• Extracted entries
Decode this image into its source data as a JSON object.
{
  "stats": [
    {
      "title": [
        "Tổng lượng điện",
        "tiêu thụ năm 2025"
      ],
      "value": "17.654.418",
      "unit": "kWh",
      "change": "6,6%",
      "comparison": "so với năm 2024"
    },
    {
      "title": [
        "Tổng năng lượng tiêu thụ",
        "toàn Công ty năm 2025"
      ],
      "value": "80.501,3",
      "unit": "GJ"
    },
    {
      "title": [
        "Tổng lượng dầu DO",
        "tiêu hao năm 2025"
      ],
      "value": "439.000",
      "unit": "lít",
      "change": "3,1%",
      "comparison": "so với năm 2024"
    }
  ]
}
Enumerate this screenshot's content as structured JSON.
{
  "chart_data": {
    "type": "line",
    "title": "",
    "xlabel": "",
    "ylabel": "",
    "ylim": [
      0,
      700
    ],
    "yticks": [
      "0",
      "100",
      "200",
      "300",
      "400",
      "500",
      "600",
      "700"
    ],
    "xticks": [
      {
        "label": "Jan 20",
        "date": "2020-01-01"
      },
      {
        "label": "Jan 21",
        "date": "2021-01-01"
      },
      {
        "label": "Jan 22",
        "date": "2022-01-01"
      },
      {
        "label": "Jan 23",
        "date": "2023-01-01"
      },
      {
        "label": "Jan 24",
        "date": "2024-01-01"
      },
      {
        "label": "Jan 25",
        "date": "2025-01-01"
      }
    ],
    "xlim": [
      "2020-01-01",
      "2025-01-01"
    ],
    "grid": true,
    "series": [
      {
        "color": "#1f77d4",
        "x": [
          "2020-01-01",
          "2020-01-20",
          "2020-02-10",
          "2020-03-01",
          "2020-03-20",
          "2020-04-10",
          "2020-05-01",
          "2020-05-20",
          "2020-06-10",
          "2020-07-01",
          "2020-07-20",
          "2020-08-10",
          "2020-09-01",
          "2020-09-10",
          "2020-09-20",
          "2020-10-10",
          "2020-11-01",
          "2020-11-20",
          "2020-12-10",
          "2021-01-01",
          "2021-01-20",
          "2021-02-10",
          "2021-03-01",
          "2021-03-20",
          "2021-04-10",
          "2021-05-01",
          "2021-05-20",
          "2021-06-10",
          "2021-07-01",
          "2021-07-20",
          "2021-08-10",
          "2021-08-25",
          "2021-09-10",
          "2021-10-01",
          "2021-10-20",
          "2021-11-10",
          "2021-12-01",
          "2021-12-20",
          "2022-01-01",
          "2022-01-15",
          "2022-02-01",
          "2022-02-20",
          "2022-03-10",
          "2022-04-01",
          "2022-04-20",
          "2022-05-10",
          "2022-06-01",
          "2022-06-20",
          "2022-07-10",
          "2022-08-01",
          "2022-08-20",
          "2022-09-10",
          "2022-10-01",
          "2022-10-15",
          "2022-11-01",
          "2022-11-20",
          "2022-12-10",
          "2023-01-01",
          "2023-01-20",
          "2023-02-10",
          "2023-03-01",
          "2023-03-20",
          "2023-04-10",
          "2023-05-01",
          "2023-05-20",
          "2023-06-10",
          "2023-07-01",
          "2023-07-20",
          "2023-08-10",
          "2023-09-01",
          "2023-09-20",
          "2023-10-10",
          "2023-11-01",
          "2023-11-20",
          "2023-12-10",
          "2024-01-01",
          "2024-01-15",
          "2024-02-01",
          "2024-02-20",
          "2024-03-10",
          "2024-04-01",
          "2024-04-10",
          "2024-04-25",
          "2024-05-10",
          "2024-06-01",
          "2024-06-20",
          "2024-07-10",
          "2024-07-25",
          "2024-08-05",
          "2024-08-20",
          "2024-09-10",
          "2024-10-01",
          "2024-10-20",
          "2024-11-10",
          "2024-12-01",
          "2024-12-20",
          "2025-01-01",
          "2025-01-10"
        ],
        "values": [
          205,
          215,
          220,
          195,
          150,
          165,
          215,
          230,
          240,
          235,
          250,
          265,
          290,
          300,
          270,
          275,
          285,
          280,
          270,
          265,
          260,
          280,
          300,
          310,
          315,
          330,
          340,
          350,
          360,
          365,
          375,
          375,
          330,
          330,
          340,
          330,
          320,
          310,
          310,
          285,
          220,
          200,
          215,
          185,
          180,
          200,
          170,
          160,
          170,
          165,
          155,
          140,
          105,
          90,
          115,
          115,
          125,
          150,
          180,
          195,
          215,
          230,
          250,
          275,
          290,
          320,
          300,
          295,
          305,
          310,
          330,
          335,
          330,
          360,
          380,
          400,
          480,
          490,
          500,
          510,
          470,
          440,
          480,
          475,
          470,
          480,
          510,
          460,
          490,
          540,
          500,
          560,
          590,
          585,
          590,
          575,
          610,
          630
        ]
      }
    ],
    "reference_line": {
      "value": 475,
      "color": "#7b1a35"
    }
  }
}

• What the task requires
Output the data above exactly, please, line for line.

• Exercise response
Decode this image into its source data as a JSON object.
{
  "stats": [
    {
      "title": [
        "Tổng lượng điện",
        "tiêu thụ năm 2025"
      ],
      "value": "17.654.418",
      "unit": "kWh",
      "change": "6,6%",
      "comparison": "so với năm 2024"
    },
    {
      "title": [
        "Tổng năng lượng tiêu thụ",
        "toàn Công ty năm 2025"
      ],
      "value": "80.501,3",
      "unit": "GJ"
    },
    {
      "title": [
        "Tổng lượng dầu DO",
        "tiêu hao năm 2025"
      ],
      "value": "439.000",
      "unit": "lít",
      "change": "3,1%",
      "comparison": "so với năm 2024"
    }
  ]
}
Enumerate this screenshot's content as structured JSON.
{
  "chart_data": {
    "type": "line",
    "title": "",
    "xlabel": "",
    "ylabel": "",
    "ylim": [
      0,
      700
    ],
    "yticks": [
      "0",
      "100",
      "200",
      "300",
      "400",
      "500",
      "600",
      "700"
    ],
    "xticks": [
      {
        "label": "Jan 20",
        "date": "2020-01-01"
      },
      {
        "label": "Jan 21",
        "date": "2021-01-01"
      },
      {
        "label": "Jan 22",
        "date": "2022-01-01"
      },
      {
        "label": "Jan 23",
        "date": "2023-01-01"
      },
      {
        "label": "Jan 24",
        "date": "2024-01-01"
      },
      {
        "label": "Jan 25",
        "date": "2025-01-01"
      }
    ],
    "xlim": [
      "2020-01-01",
      "2025-01-01"
    ],
    "grid": true,
    "series": [
      {
        "color": "#1f77d4",
        "x": [
          "2020-01-01",
          "2020-01-20",
          "2020-02-10",
          "2020-03-01",
          "2020-03-20",
          "2020-04-10",
          "2020-05-01",
          "2020-05-20",
          "2020-06-10",
          "2020-07-01",
          "2020-07-20",
          "2020-08-10",
          "2020-09-01",
          "2020-09-10",
          "2020-09-20",
          "2020-10-10",
          "2020-11-01",
          "2020-11-20",
          "2020-12-10",
          "2021-01-01",
          "2021-01-20",
          "2021-02-10",
          "2021-03-01",
          "2021-03-20",
          "2021-04-10",
          "2021-05-01",
          "2021-05-20",
          "2021-06-10",
          "2021-07-01",
          "2021-07-20",
          "2021-08-10",
          "2021-08-25",
          "2021-09-10",
          "2021-10-01",
          "2021-10-20",
          "2021-11-10",
          "2021-12-01",
          "2021-12-20",
          "2022-01-01",
          "2022-01-15",
          "2022-02-01",
          "2022-02-20",
          "2022-03-10",
          "2022-04-01",
          "2022-04-20",
          "2022-05-10",
          "2022-06-01",
          "2022-06-20",
          "2022-07-10",
          "2022-08-01",
          "2022-08-20",
          "2022-09-10",
          "2022-10-01",
          "2022-10-15",
          "2022-11-01",
          "2022-11-20",
          "2022-12-10",
          "2023-01-01",
          "2023-01-20",
          "2023-02-10",
          "2023-03-01",
          "2023-03-20",
          "2023-04-10",
          "2023-05-01",
          "2023-05-20",
          "2023-06-10",
          "2023-07-01",
          "2023-07-20",
          "2023-08-10",
          "2023-09-01",
          "2023-09-20",
          "2023-10-10",
          "2023-11-01",
          "2023-11-20",
          "2023-12-10",
          "2024-01-01",
          "2024-01-15",
          "2024-02-01",
          "2024-02-20",
          "2024-03-10",
          "2024-04-01",
          "2024-04-10",
          "2024-04-25",
          "2024-05-10",
          "2024-06-01",
          "2024-06-20",
          "2024-07-10",
          "2024-07-25",
          "2024-08-05",
          "2024-08-20",
          "2024-09-10",
          "2024-10-01",
          "2024-10-20",
          "2024-11-10",
          "2024-12-01",
          "2024-12-20",
          "2025-01-01",
          "2025-01-10"
        ],
        "values": [
          205,
          215,
          220,
          195,
          150,
          165,
          215,
          230,
          240,
          235,
          250,
          265,
          290,
          300,
          270,
          275,
          285,
          280,
          270,
          265,
          260,
          280,
          300,
          310,
          315,
          330,
          340,
          350,
          360,
          365,
          375,
          375,
          330,
          330,
          340,
          330,
          320,
          310,
          310,
          285,
          220,
          200,
          215,
          185,
          180,
          200,
          170,
          160,
          170,
          165,
          155,
          140,
          105,
          90,
          115,
          115,
          125,
          150,
          180,
          195,
          215,
          230,
          250,
          275,
          290,
          320,
          300,
          295,
          305,
          310,
          330,
          335,
          330,
          360,
          380,
          400,
          480,
          490,
          500,
          510,
          470,
          440,
          480,
          475,
          470,
          480,
          510,
          460,
          490,
          540,
          500,
          560,
          590,
          585,
          590,
          575,
          610,
          630
        ]
      }
    ],
    "reference_line": {
      "value": 475,
      "color": "#7b1a35"
    }
  }
}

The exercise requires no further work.